▸ Set problem: Output the data below in full, byte for byte. Nothing may differ.
*** Source material
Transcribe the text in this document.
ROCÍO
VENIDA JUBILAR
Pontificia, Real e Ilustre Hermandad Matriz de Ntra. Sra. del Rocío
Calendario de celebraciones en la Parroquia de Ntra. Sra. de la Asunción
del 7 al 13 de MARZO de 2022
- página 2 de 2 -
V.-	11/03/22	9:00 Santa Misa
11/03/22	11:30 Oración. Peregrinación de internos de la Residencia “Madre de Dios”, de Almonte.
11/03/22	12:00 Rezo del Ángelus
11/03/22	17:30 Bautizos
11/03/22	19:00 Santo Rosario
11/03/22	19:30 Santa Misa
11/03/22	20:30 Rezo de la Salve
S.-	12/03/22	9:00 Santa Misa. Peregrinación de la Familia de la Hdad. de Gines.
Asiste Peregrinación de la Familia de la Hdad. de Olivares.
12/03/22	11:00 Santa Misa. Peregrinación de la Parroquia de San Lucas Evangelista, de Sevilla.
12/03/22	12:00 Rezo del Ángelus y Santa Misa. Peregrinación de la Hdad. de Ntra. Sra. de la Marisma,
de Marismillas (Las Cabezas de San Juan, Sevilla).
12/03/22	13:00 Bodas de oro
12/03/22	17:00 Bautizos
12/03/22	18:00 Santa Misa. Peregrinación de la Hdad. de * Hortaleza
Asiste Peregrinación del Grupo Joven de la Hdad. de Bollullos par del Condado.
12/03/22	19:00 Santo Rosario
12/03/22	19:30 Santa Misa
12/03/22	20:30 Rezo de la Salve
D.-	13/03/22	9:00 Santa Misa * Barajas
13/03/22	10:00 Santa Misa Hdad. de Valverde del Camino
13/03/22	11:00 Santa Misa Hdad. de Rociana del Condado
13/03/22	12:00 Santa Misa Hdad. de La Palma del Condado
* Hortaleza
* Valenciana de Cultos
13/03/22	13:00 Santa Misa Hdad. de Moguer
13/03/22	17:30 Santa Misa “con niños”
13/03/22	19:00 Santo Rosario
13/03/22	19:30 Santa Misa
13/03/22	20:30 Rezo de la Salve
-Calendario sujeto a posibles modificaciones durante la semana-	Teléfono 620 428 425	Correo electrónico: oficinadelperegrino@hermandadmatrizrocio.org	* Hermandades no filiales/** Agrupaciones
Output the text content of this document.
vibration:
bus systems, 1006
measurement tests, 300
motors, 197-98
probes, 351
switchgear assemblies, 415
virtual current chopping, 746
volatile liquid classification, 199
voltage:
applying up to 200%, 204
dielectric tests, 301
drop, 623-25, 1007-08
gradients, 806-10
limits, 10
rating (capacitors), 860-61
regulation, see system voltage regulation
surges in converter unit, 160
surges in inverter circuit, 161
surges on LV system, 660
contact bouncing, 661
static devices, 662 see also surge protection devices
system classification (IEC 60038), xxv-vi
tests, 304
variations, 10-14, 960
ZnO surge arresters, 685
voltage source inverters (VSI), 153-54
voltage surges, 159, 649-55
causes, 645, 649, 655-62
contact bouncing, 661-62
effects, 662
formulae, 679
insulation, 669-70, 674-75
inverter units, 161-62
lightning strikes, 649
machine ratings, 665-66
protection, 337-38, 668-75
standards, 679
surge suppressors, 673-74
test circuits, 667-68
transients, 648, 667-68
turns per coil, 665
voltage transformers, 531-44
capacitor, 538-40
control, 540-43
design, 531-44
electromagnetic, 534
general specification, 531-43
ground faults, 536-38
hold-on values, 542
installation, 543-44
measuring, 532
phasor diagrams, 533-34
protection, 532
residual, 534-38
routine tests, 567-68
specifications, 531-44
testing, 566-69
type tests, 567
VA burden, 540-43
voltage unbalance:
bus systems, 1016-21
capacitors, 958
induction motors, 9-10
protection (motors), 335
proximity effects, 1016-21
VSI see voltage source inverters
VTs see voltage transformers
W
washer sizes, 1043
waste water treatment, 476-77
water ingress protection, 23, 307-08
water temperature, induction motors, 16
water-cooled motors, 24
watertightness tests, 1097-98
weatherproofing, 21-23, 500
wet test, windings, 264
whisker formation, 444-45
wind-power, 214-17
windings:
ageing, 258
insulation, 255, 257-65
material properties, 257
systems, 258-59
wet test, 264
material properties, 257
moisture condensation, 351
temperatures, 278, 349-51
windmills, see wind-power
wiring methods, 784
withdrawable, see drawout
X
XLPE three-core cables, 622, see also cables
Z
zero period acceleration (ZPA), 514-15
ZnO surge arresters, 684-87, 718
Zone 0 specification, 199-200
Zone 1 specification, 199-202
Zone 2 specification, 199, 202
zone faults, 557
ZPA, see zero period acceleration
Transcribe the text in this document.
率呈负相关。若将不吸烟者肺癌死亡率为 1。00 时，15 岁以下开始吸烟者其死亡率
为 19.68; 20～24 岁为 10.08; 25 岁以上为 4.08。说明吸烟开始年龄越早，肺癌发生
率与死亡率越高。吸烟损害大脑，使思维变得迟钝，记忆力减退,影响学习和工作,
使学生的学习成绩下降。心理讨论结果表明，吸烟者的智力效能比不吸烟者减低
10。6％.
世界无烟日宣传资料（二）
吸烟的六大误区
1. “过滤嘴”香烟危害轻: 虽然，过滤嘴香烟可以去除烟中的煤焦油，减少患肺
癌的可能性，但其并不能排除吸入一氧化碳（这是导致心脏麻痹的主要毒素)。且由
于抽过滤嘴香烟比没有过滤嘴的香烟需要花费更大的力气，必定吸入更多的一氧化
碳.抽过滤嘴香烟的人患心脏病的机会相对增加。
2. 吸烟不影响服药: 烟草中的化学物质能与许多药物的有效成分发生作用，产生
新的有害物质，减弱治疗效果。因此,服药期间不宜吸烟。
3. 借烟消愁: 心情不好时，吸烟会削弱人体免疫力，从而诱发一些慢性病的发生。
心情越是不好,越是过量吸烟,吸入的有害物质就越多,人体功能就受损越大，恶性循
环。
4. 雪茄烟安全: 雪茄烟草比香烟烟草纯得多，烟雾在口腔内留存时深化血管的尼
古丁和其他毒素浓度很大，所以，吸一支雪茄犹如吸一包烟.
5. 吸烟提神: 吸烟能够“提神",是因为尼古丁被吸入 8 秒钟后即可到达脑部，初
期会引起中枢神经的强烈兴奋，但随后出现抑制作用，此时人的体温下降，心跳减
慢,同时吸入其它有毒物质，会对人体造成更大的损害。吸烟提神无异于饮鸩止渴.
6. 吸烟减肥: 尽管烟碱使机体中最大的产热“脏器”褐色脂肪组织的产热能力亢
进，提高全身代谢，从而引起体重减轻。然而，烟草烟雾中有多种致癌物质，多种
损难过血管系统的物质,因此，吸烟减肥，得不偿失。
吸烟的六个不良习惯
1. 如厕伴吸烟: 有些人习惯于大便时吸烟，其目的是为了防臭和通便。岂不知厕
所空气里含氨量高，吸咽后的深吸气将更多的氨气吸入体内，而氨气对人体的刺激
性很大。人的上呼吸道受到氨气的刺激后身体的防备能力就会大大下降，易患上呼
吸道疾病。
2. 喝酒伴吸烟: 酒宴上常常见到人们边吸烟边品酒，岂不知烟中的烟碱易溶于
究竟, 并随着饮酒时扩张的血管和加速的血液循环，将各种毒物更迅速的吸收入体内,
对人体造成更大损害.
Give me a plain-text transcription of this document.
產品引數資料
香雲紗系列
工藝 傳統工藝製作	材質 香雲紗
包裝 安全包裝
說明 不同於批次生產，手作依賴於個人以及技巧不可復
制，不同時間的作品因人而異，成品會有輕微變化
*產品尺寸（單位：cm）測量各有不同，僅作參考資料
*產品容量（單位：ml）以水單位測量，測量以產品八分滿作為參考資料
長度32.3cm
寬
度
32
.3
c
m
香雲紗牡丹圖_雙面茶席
******
▸ Exercise answer:
Transcribe the text in this document.
ROCÍO
VENIDA JUBILAR
Pontificia, Real e Ilustre Hermandad Matriz de Ntra. Sra. del Rocío
Calendario de celebraciones en la Parroquia de Ntra. Sra. de la Asunción
del 7 al 13 de MARZO de 2022
- página 2 de 2 -
V.-	11/03/22	9:00 Santa Misa
11/03/22	11:30 Oración. Peregrinación de internos de la Residencia “Madre de Dios”, de Almonte.
11/03/22	12:00 Rezo del Ángelus
11/03/22	17:30 Bautizos
11/03/22	19:00 Santo Rosario
11/03/22	19:30 Santa Misa
11/03/22	20:30 Rezo de la Salve
S.-	12/03/22	9:00 Santa Misa. Peregrinación de la Familia de la Hdad. de Gines.
Asiste Peregrinación de la Familia de la Hdad. de Olivares.
12/03/22	11:00 Santa Misa. Peregrinación de la Parroquia de San Lucas Evangelista, de Sevilla.
12/03/22	12:00 Rezo del Ángelus y Santa Misa. Peregrinación de la Hdad. de Ntra. Sra. de la Marisma,
de Marismillas (Las Cabezas de San Juan, Sevilla).
12/03/22	13:00 Bodas de oro
12/03/22	17:00 Bautizos
12/03/22	18:00 Santa Misa. Peregrinación de la Hdad. de * Hortaleza
Asiste Peregrinación del Grupo Joven de la Hdad. de Bollullos par del Condado.
12/03/22	19:00 Santo Rosario
12/03/22	19:30 Santa Misa
12/03/22	20:30 Rezo de la Salve
D.-	13/03/22	9:00 Santa Misa * Barajas
13/03/22	10:00 Santa Misa Hdad. de Valverde del Camino
13/03/22	11:00 Santa Misa Hdad. de Rociana del Condado
13/03/22	12:00 Santa Misa Hdad. de La Palma del Condado
* Hortaleza
* Valenciana de Cultos
13/03/22	13:00 Santa Misa Hdad. de Moguer
13/03/22	17:30 Santa Misa “con niños”
13/03/22	19:00 Santo Rosario
13/03/22	19:30 Santa Misa
13/03/22	20:30 Rezo de la Salve
-Calendario sujeto a posibles modificaciones durante la semana-	Teléfono 620 428 425	Correo electrónico: oficinadelperegrino@hermandadmatrizrocio.org	* Hermandades no filiales/** Agrupaciones
Output the text content of this document.
vibration:
bus systems, 1006
measurement tests, 300
motors, 197-98
probes, 351
switchgear assemblies, 415
virtual current chopping, 746
volatile liquid classification, 199
voltage:
applying up to 200%, 204
dielectric tests, 301
drop, 623-25, 1007-08
gradients, 806-10
limits, 10
rating (capacitors), 860-61
regulation, see system voltage regulation
surges in converter unit, 160
surges in inverter circuit, 161
surges on LV system, 660
contact bouncing, 661
static devices, 662 see also surge protection devices
system classification (IEC 60038), xxv-vi
tests, 304
variations, 10-14, 960
ZnO surge arresters, 685
voltage source inverters (VSI), 153-54
voltage surges, 159, 649-55
causes, 645, 649, 655-62
contact bouncing, 661-62
effects, 662
formulae, 679
insulation, 669-70, 674-75
inverter units, 161-62
lightning strikes, 649
machine ratings, 665-66
protection, 337-38, 668-75
standards, 679
surge suppressors, 673-74
test circuits, 667-68
transients, 648, 667-68
turns per coil, 665
voltage transformers, 531-44
capacitor, 538-40
control, 540-43
design, 531-44
electromagnetic, 534
general specification, 531-43
ground faults, 536-38
hold-on values, 542
installation, 543-44
measuring, 532
phasor diagrams, 533-34
protection, 532
residual, 534-38
routine tests, 567-68
specifications, 531-44
testing, 566-69
type tests, 567
VA burden, 540-43
voltage unbalance:
bus systems, 1016-21
capacitors, 958
induction motors, 9-10
protection (motors), 335
proximity effects, 1016-21
VSI see voltage source inverters
VTs see voltage transformers
W
washer sizes, 1043
waste water treatment, 476-77
water ingress protection, 23, 307-08
water temperature, induction motors, 16
water-cooled motors, 24
watertightness tests, 1097-98
weatherproofing, 21-23, 500
wet test, windings, 264
whisker formation, 444-45
wind-power, 214-17
windings:
ageing, 258
insulation, 255, 257-65
material properties, 257
systems, 258-59
wet test, 264
material properties, 257
moisture condensation, 351
temperatures, 278, 349-51
windmills, see wind-power
wiring methods, 784
withdrawable, see drawout
X
XLPE three-core cables, 622, see also cables
Z
zero period acceleration (ZPA), 514-15
ZnO surge arresters, 684-87, 718
Zone 0 specification, 199-200
Zone 1 specification, 199-202
Zone 2 specification, 199, 202
zone faults, 557
ZPA, see zero period acceleration
Transcribe the text in this document.
率呈负相关。若将不吸烟者肺癌死亡率为 1。00 时，15 岁以下开始吸烟者其死亡率
为 19.68; 20～24 岁为 10.08; 25 岁以上为 4.08。说明吸烟开始年龄越早，肺癌发生
率与死亡率越高。吸烟损害大脑，使思维变得迟钝，记忆力减退,影响学习和工作,
使学生的学习成绩下降。心理讨论结果表明，吸烟者的智力效能比不吸烟者减低
10。6％.
世界无烟日宣传资料（二）
吸烟的六大误区
1. “过滤嘴”香烟危害轻: 虽然，过滤嘴香烟可以去除烟中的煤焦油，减少患肺
癌的可能性，但其并不能排除吸入一氧化碳（这是导致心脏麻痹的主要毒素)。且由
于抽过滤嘴香烟比没有过滤嘴的香烟需要花费更大的力气，必定吸入更多的一氧化
碳.抽过滤嘴香烟的人患心脏病的机会相对增加。
2. 吸烟不影响服药: 烟草中的化学物质能与许多药物的有效成分发生作用，产生
新的有害物质，减弱治疗效果。因此,服药期间不宜吸烟。
3. 借烟消愁: 心情不好时，吸烟会削弱人体免疫力，从而诱发一些慢性病的发生。
心情越是不好,越是过量吸烟,吸入的有害物质就越多,人体功能就受损越大，恶性循
环。
4. 雪茄烟安全: 雪茄烟草比香烟烟草纯得多，烟雾在口腔内留存时深化血管的尼
古丁和其他毒素浓度很大，所以，吸一支雪茄犹如吸一包烟.
5. 吸烟提神: 吸烟能够“提神",是因为尼古丁被吸入 8 秒钟后即可到达脑部，初
期会引起中枢神经的强烈兴奋，但随后出现抑制作用，此时人的体温下降，心跳减
慢,同时吸入其它有毒物质，会对人体造成更大的损害。吸烟提神无异于饮鸩止渴.
6. 吸烟减肥: 尽管烟碱使机体中最大的产热“脏器”褐色脂肪组织的产热能力亢
进，提高全身代谢，从而引起体重减轻。然而，烟草烟雾中有多种致癌物质，多种
损难过血管系统的物质,因此，吸烟减肥，得不偿失。
吸烟的六个不良习惯
1. 如厕伴吸烟: 有些人习惯于大便时吸烟，其目的是为了防臭和通便。岂不知厕
所空气里含氨量高，吸咽后的深吸气将更多的氨气吸入体内，而氨气对人体的刺激
性很大。人的上呼吸道受到氨气的刺激后身体的防备能力就会大大下降，易患上呼
吸道疾病。
2. 喝酒伴吸烟: 酒宴上常常见到人们边吸烟边品酒，岂不知烟中的烟碱易溶于
究竟, 并随着饮酒时扩张的血管和加速的血液循环，将各种毒物更迅速的吸收入体内,
对人体造成更大损害.
Give me a plain-text transcription of this document.
產品引數資料
香雲紗系列
工藝 傳統工藝製作	材質 香雲紗
包裝 安全包裝
說明 不同於批次生產，手作依賴於個人以及技巧不可復
制，不同時間的作品因人而異，成品會有輕微變化
*產品尺寸（單位：cm）測量各有不同，僅作參考資料
*產品容量（單位：ml）以水單位測量，測量以產品八分滿作為參考資料
長度32.3cm
寬
度
32
.3
c
m
香雲紗牡丹圖_雙面茶席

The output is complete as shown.